Aim:
Exactly reproduce each record listed below.

Dataset listings of figures:
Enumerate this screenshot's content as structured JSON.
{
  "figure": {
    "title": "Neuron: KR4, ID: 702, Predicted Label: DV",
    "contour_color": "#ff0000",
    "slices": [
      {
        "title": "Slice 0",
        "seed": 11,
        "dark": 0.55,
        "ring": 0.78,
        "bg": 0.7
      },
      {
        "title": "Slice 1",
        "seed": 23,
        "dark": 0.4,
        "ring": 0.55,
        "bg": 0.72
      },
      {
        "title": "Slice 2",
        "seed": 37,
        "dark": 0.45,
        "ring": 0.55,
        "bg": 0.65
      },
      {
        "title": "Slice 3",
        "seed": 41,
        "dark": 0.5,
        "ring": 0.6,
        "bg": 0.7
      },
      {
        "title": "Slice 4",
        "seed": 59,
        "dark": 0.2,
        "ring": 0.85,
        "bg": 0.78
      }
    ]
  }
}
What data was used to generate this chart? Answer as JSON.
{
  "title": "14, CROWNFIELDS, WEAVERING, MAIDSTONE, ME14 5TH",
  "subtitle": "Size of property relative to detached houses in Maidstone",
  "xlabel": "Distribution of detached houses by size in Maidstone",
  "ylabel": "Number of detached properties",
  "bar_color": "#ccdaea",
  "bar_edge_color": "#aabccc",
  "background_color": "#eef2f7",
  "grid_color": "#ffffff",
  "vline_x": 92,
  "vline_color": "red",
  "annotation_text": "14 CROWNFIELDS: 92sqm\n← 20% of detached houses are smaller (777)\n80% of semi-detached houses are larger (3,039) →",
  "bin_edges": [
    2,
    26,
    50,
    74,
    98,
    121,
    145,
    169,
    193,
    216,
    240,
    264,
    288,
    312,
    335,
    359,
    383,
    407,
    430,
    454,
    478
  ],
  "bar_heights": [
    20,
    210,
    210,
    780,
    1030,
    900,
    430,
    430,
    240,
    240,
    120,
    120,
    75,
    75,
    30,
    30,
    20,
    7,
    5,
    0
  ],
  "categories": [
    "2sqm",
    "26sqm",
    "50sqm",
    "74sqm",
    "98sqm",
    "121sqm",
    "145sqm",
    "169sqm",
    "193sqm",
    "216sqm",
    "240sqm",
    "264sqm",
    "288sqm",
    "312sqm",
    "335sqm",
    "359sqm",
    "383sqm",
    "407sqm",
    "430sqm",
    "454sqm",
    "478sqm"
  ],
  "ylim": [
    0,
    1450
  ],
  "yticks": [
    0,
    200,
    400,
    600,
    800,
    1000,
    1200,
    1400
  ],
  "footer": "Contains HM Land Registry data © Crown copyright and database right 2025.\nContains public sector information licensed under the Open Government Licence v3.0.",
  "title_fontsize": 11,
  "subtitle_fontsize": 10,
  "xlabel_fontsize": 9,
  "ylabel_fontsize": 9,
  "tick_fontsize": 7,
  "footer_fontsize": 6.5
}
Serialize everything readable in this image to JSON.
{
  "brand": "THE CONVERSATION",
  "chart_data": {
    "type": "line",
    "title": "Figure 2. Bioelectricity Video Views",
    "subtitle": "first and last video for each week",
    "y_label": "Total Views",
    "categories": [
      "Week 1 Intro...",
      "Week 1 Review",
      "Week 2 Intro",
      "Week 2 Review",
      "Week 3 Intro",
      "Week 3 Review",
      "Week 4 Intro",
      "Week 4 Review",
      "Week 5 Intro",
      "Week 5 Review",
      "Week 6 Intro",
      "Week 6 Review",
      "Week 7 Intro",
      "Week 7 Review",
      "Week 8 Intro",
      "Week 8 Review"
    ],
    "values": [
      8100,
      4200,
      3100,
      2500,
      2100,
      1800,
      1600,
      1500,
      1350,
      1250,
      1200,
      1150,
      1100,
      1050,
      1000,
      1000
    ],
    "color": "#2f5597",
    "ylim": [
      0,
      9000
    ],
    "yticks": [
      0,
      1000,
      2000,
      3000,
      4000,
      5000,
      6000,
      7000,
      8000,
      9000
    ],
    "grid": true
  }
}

Response for this exercise:
Enumerate this screenshot's content as structured JSON.
{
  "figure": {
    "title": "Neuron: KR4, ID: 702, Predicted Label: DV",
    "contour_color": "#ff0000",
    "slices": [
      {
        "title": "Slice 0",
        "seed": 11,
        "dark": 0.55,
        "ring": 0.78,
        "bg": 0.7
      },
      {
        "title": "Slice 1",
        "seed": 23,
        "dark": 0.4,
        "ring": 0.55,
        "bg": 0.72
      },
      {
        "title": "Slice 2",
        "seed": 37,
        "dark": 0.45,
        "ring": 0.55,
        "bg": 0.65
      },
      {
        "title": "Slice 3",
        "seed": 41,
        "dark": 0.5,
        "ring": 0.6,
        "bg": 0.7
      },
      {
        "title": "Slice 4",
        "seed": 59,
        "dark": 0.2,
        "ring": 0.85,
        "bg": 0.78
      }
    ]
  }
}
What data was used to generate this chart? Answer as JSON.
{
  "title": "14, CROWNFIELDS, WEAVERING, MAIDSTONE, ME14 5TH",
  "subtitle": "Size of property relative to detached houses in Maidstone",
  "xlabel": "Distribution of detached houses by size in Maidstone",
  "ylabel": "Number of detached properties",
  "bar_color": "#ccdaea",
  "bar_edge_color": "#aabccc",
  "background_color": "#eef2f7",
  "grid_color": "#ffffff",
  "vline_x": 92,
  "vline_color": "red",
  "annotation_text": "14 CROWNFIELDS: 92sqm\n← 20% of detached houses are smaller (777)\n80% of semi-detached houses are larger (3,039) →",
  "bin_edges": [
    2,
    26,
    50,
    74,
    98,
    121,
    145,
    169,
    193,
    216,
    240,
    264,
    288,
    312,
    335,
    359,
    383,
    407,
    430,
    454,
    478
  ],
  "bar_heights": [
    20,
    210,
    210,
    780,
    1030,
    900,
    430,
    430,
    240,
    240,
    120,
    120,
    75,
    75,
    30,
    30,
    20,
    7,
    5,
    0
  ],
  "categories": [
    "2sqm",
    "26sqm",
    "50sqm",
    "74sqm",
    "98sqm",
    "121sqm",
    "145sqm",
    "169sqm",
    "193sqm",
    "216sqm",
    "240sqm",
    "264sqm",
    "288sqm",
    "312sqm",
    "335sqm",
    "359sqm",
    "383sqm",
    "407sqm",
    "430sqm",
    "454sqm",
    "478sqm"
  ],
  "ylim": [
    0,
    1450
  ],
  "yticks": [
    0,
    200,
    400,
    600,
    800,
    1000,
    1200,
    1400
  ],
  "footer": "Contains HM Land Registry data © Crown copyright and database right 2025.\nContains public sector information licensed under the Open Government Licence v3.0.",
  "title_fontsize": 11,
  "subtitle_fontsize": 10,
  "xlabel_fontsize": 9,
  "ylabel_fontsize": 9,
  "tick_fontsize": 7,
  "footer_fontsize": 6.5
}
Serialize everything readable in this image to JSON.
{
  "brand": "THE CONVERSATION",
  "chart_data": {
    "type": "line",
    "title": "Figure 2. Bioelectricity Video Views",
    "subtitle": "first and last video for each week",
    "y_label": "Total Views",
    "categories": [
      "Week 1 Intro...",
      "Week 1 Review",
      "Week 2 Intro",
      "Week 2 Review",
      "Week 3 Intro",
      "Week 3 Review",
      "Week 4 Intro",
      "Week 4 Review",
      "Week 5 Intro",
      "Week 5 Review",
      "Week 6 Intro",
      "Week 6 Review",
      "Week 7 Intro",
      "Week 7 Review",
      "Week 8 Intro",
      "Week 8 Review"
    ],
    "values": [
      8100,
      4200,
      3100,
      2500,
      2100,
      1800,
      1600,
      1500,
      1350,
      1250,
      1200,
      1150,
      1100,
      1050,
      1000,
      1000
    ],
    "color": "#2f5597",
    "ylim": [
      0,
      9000
    ],
    "yticks": [
      0,
      1000,
      2000,
      3000,
      4000,
      5000,
      6000,
      7000,
      8000,
      9000
    ],
    "grid": true
  }
}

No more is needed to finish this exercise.